▶ Document excerpt
We have shown, with experimental results, the insufficiency of generic data association methods (e.g. SIFT, ECC), and some map alignment methods (designed for aligning maps of same modalities) in solving the problem in our experimental setup. We have compared the performance of our method with that of other methods both for sensor to sensor map alignment and sensor to layout map alignment. Except for few examples of similar performance, our method outperforms other methods. In aligning sensor to sensor maps, we observed that the presence of noise and global inconsistency has been the main challenge for most other approaches. The representation disparity between maps of different modalities has been even more challenging for those methods in aligning sensor to layout maps. For the latter experiment, the layout maps were manually scaled to match the sensor maps in size, since other map alignment methods are limited to rigid transformation. Our method relies on the notion that most human built environments are composed of regions. Accordingly, our method finds the correct alignment by associating regions and selecting the best hypothesis among all candidates. By exploiting the notion of regions and founding our method on spatial decomposition, our alignment method operates on a higher level of abstraction. As a consequence, the method is more robust to dissimilarity and heterogeneity of the sensor-level data. Furthermore, the approach of aligning regions rather that associating sensor-level data enables our method to handle the scaling factor like any other transformation parameter.

5.1 Discussion

In the result section we tried to provide a thorough performance comparison between our proposed method and other approaches to solve the map alignment problem. We do not claim, or believe, that our method is superior to other approaches in a generic problem formulation of data association and map alignment. Rather, we tend to emphasize the particular characteristics and advantages that this method offers over alternatives in specific challenges, namely aligning maps from different modality, severe data level noise, and maps of different scales. However, there might be some other objectives close to the core of the map alignment problem that our method falls short of. Examples of such applications are, aligning maps of unstructured environment and real-time applications.

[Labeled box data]
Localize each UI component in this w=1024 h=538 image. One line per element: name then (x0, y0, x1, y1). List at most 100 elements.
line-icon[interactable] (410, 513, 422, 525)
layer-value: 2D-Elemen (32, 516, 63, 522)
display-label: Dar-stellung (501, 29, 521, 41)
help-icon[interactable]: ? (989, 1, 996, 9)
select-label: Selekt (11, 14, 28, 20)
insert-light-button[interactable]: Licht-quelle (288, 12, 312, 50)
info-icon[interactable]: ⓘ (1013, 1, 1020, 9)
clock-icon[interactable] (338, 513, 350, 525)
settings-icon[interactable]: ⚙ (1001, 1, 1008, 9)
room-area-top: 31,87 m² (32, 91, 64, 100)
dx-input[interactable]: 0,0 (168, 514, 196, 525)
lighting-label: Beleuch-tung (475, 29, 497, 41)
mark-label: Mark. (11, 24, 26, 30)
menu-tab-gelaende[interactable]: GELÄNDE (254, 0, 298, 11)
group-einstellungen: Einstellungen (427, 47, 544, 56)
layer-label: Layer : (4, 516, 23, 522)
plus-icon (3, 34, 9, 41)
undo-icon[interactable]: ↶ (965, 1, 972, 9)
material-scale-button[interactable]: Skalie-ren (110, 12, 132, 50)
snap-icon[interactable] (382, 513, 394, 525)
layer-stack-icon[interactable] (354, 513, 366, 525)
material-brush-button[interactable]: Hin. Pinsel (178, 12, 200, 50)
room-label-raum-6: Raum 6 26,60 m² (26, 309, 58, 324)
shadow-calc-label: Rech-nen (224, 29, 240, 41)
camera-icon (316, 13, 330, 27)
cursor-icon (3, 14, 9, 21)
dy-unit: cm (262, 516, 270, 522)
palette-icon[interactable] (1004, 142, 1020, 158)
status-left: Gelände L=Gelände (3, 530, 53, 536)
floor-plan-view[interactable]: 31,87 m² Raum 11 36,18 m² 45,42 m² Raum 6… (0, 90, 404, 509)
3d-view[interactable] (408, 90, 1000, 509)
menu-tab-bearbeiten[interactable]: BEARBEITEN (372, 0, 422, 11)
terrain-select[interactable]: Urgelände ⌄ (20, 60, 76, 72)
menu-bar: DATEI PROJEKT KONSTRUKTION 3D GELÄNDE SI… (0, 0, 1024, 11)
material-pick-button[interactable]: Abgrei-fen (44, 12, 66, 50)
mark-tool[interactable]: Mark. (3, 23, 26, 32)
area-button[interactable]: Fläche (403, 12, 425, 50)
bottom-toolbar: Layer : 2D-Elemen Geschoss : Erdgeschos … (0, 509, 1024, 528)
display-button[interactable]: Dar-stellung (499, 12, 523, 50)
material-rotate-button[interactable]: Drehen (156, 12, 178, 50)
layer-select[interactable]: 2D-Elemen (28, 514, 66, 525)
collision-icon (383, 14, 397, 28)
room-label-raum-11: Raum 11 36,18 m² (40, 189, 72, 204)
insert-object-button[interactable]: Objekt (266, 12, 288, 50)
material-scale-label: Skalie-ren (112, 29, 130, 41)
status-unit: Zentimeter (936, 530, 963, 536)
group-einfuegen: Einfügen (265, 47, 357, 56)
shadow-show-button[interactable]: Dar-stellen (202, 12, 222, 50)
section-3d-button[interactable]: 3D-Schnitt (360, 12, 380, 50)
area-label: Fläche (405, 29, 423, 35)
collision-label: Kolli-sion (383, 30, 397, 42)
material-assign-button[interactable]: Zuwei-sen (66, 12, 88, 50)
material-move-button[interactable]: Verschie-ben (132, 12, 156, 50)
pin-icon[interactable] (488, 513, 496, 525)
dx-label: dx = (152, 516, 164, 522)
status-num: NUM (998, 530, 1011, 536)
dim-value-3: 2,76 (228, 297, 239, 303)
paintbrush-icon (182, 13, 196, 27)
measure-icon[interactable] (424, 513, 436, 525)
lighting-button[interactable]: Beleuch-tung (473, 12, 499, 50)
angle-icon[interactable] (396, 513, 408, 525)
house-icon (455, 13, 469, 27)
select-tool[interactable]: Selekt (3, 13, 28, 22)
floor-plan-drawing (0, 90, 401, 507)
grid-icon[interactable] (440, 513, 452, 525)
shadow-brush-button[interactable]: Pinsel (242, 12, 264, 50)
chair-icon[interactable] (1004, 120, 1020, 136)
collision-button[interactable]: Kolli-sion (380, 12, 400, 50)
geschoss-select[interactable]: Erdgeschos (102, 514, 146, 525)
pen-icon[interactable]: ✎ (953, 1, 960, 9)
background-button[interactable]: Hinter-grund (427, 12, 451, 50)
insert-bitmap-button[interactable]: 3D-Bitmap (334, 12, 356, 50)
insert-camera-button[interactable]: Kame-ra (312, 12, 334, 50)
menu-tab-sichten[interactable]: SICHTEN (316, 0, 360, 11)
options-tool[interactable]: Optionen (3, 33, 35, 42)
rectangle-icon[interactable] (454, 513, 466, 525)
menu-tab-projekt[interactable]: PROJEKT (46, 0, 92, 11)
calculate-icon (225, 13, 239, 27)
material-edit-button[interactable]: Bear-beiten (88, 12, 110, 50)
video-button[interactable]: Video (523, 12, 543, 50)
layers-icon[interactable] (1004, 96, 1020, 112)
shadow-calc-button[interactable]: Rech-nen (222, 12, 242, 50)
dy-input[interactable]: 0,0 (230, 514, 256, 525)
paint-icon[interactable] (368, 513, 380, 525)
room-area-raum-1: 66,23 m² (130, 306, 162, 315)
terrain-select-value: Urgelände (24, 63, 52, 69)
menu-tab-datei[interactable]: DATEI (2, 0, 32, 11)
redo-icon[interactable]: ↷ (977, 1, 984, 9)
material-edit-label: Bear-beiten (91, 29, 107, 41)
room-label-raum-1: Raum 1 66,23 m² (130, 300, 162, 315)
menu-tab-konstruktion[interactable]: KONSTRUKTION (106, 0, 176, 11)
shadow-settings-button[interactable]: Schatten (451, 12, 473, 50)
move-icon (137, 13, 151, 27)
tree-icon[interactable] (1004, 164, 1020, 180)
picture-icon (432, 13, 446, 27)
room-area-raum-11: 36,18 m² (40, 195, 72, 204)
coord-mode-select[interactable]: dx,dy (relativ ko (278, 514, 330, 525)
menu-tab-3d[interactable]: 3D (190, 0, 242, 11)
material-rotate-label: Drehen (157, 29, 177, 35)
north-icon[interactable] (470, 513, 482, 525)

▶ The tasks
**A)** From the map alignment text, repeat the passage from "5.1 Discussion" to "and real-time applications." word for word.
**B)** Go on with the map alignment text, starting right after its final sentence.

▶ Results for the exercise
**A)**
5.1 Discussion

In the result section we tried to provide a thorough performance comparison between our proposed method and other approaches to solve the map alignment problem. We do not claim, or believe, that our method is superior to other approaches in a generic problem formulation of data association and map alignment. Rather, we tend to emphasize the particular characteristics and advantages that this method offers over alternatives in specific challenges, namely aligning maps from different modality, severe data level noise, and maps of different scales. However, there might be some other objectives close to the core of the map alignment problem that our method falls short of. Examples of such applications are, aligning maps of unstructured environment and real-time applications.

**B)**
Advantages Apart from the higher success rate of our proposed method, we would like to point out some other interesting features of it. One important aspect, and one of the main motivations behind this work, is the ability to align maps of different modality, and specifically sensor maps to layout maps. As stated earlier, such a task demands a method that is indifferent to heterogeneity and different scales of input maps. Our proposed method shows a considerable performance for such cases (success rate \(83.3\%\) compared to the best alternative \(27.7\%\)). We have developed a region segmentation method based on the arrangement representation and distance transform, but the general framework of our alignment method is not dependent on any specific region segmentation technique. Our decomposition based algorithm would be able to find the alignment as long as the input maps are effectively interpreted by the arrangement of the 2D plane. That is to say, as long as the input maps are spatial and could be segmented into meaningful regions, the proposed method in this work could be employed to find the alignment. We speculate that an improved region segmentation will have a positive effect on the performance of this alignment approach. It is worth mentioning that the implementation of our proposed method, and the accompanied experiments presented in this paper, convert both maps to occupancy-like bitmaps in advance. However it is not a requirement of the proposed alignment algorithm, but rather it was a convenient choice. And finally, the intermediate representation that is constructed for alignment, by itself is a useful representation for different objectives (Gholami Shahbandi et al. 2015, 2014), and it is not alignment-specific.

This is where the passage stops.